▸ Reading passage:
====================
Advice has been requested whether a certain remainder interest in trust which may be terminated at the will of another is an interest in property within the meaning of section 2033 of the Internal Revenue Code of 1954.

Under the terms of an inter vivos trust, controlled by New York law, the decedent or his estate was to receive the principal upon the death of the settlor. The settlor had reserved the right to modify, alter, or revoke the trust during her lifetime. Subsequent to the decedent's death, the settlor modified the trust and extinguished the estate's defeasible remainder interest.

Section 2033 of the Code provides as follows:

The value of the gross estate shall include the value of all property to the extent of the interest therein of the decedent at the time of his death.

Section 20.2033-1(a) of the Estate Tax Regulations provides, in part, as follows:

In general . The gross estate of a decedent * * * includes under section 2033 the value of all property, whether real or personal, tangible or intangible, and wherever situated, beneficially owned by the decedent at the time of his death.
====================
▸ Problems:
A) Echo, word for word, the part of the estate tax passage that opens with the words containing "Advice has been" and closes with "of the decedent at the time of his death.".
B) Proceed with the estate tax passage, writing on from the point where it stops.

Layout annotation data:
====================
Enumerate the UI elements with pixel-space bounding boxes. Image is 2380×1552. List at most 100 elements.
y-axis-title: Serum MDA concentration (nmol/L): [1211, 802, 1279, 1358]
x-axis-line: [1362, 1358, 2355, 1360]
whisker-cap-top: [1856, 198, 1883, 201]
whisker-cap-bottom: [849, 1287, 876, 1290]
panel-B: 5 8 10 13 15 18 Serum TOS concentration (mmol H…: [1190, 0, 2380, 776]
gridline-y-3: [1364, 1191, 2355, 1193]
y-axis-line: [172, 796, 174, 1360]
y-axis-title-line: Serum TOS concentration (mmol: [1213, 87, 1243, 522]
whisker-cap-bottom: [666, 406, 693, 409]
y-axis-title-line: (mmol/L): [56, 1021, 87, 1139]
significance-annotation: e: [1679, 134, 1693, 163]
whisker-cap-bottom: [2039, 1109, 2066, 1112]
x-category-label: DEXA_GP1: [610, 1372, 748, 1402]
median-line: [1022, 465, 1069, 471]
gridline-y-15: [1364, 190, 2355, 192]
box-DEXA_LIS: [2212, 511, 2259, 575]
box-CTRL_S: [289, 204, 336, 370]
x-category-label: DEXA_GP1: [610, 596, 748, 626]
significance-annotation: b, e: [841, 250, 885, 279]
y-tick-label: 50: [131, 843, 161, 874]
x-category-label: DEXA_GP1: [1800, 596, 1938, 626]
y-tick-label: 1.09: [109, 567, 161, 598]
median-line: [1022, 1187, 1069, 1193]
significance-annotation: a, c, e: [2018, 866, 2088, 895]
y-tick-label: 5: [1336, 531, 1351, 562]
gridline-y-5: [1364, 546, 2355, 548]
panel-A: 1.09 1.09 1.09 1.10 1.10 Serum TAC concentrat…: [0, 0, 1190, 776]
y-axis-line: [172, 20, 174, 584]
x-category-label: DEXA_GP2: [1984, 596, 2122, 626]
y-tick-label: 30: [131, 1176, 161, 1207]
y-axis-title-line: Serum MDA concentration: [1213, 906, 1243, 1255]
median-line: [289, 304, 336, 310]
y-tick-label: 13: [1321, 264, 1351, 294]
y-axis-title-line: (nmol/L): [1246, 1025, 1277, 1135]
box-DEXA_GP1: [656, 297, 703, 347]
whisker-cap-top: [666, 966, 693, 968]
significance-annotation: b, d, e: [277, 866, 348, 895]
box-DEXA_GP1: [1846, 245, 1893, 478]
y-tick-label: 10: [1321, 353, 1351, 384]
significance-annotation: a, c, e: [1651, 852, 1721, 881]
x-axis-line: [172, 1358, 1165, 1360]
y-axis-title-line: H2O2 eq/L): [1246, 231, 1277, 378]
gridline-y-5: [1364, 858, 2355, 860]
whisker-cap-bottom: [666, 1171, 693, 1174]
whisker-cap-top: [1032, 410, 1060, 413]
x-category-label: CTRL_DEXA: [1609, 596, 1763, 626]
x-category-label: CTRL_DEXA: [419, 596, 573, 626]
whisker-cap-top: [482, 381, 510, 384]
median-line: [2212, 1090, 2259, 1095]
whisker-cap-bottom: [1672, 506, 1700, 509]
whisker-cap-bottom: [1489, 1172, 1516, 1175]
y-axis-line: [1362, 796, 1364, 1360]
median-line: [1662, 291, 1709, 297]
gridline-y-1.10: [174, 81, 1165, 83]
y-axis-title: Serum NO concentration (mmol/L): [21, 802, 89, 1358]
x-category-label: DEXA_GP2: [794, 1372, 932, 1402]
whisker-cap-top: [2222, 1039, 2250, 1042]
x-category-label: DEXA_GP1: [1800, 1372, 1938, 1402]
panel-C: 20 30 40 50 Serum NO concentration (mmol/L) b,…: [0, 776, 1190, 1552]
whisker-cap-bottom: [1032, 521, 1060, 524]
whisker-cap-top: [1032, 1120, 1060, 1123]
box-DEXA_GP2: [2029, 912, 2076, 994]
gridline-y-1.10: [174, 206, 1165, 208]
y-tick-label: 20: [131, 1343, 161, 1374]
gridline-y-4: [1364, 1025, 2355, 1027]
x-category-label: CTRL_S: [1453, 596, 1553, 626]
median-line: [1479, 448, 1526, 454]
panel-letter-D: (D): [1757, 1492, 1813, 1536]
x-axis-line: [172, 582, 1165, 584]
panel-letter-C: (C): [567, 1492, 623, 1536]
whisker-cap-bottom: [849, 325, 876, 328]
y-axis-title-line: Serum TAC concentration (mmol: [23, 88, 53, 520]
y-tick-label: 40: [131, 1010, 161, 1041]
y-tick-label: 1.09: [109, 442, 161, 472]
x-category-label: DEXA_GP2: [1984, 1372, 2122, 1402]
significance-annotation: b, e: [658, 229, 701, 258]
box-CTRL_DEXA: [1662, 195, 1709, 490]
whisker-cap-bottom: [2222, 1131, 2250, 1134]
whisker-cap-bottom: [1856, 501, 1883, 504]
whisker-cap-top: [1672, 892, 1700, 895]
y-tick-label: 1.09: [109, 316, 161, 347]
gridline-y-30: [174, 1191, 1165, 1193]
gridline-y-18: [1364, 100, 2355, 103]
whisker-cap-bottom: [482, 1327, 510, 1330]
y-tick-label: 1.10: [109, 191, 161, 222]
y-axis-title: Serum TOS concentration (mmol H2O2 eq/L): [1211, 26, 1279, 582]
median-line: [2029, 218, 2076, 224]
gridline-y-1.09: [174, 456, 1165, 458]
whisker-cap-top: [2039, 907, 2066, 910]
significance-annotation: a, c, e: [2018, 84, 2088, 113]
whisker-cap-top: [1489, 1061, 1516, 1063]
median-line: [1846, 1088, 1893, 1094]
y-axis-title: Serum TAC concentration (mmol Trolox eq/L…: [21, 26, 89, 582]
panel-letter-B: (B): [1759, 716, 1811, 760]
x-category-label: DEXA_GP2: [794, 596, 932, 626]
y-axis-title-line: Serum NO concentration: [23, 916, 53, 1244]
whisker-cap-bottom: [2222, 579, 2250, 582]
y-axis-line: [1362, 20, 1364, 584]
====================
▸ Final results:
A)
Advice has been requested whether a certain remainder interest in trust which may be terminated at the will of another is an interest in property within the meaning of section 2033 of the Internal Revenue Code of 1954.

Under the terms of an inter vivos trust, controlled by New York law, the decedent or his estate was to receive the principal upon the death of the settlor. The settlor had reserved the right to modify, alter, or revoke the trust during her lifetime. Subsequent to the decedent's death, the settlor modified the trust and extinguished the estate's defeasible remainder interest.

Section 2033 of the Code provides as follows:

The value of the gross estate shall include the value of all property to the extent of the interest therein of the decedent at the time of his death.

B)
Where a decedent's right to receive benefits under a trust is so conditioned as to terminate at his death, such interest does not constitute an includible interest in property for the purpose of section 2033 of the Code. Revenue Ruling 55-438, C.B. 1955-2, 601. A contrary result will naturally obtain, however, in case the decedent owns any beneficial interest in a trust which survives his death, whether or not such interest is subject to being lawfully curtailed or cut off at any time thereafter. The decedent's interest in the trust involved in the subject case is thus an includible interest. It was clearly `descendible, devisable, and alienable' as a matter of New York law, for example, and would undoubtedly have resulted in the receipt of substantial assets by decedent's estate if the settlor had not proceeded to revoke the same. In re: Hornblower's Estate , 180 N.Y. Misc. 517, 40 N.Y.S.2d 712 (1943).

In providing that the value of the gross estate shall include the value of `all' property to the extent of the interest therein of the decedent at the time of his death, section 2033 is not affected by formal legal distinctions of nomenclature under state law. Therefore, it is not relevant to the application of section 2033 that a particular interest in property which survives the decedent's death may be either defeasible or indefeasible.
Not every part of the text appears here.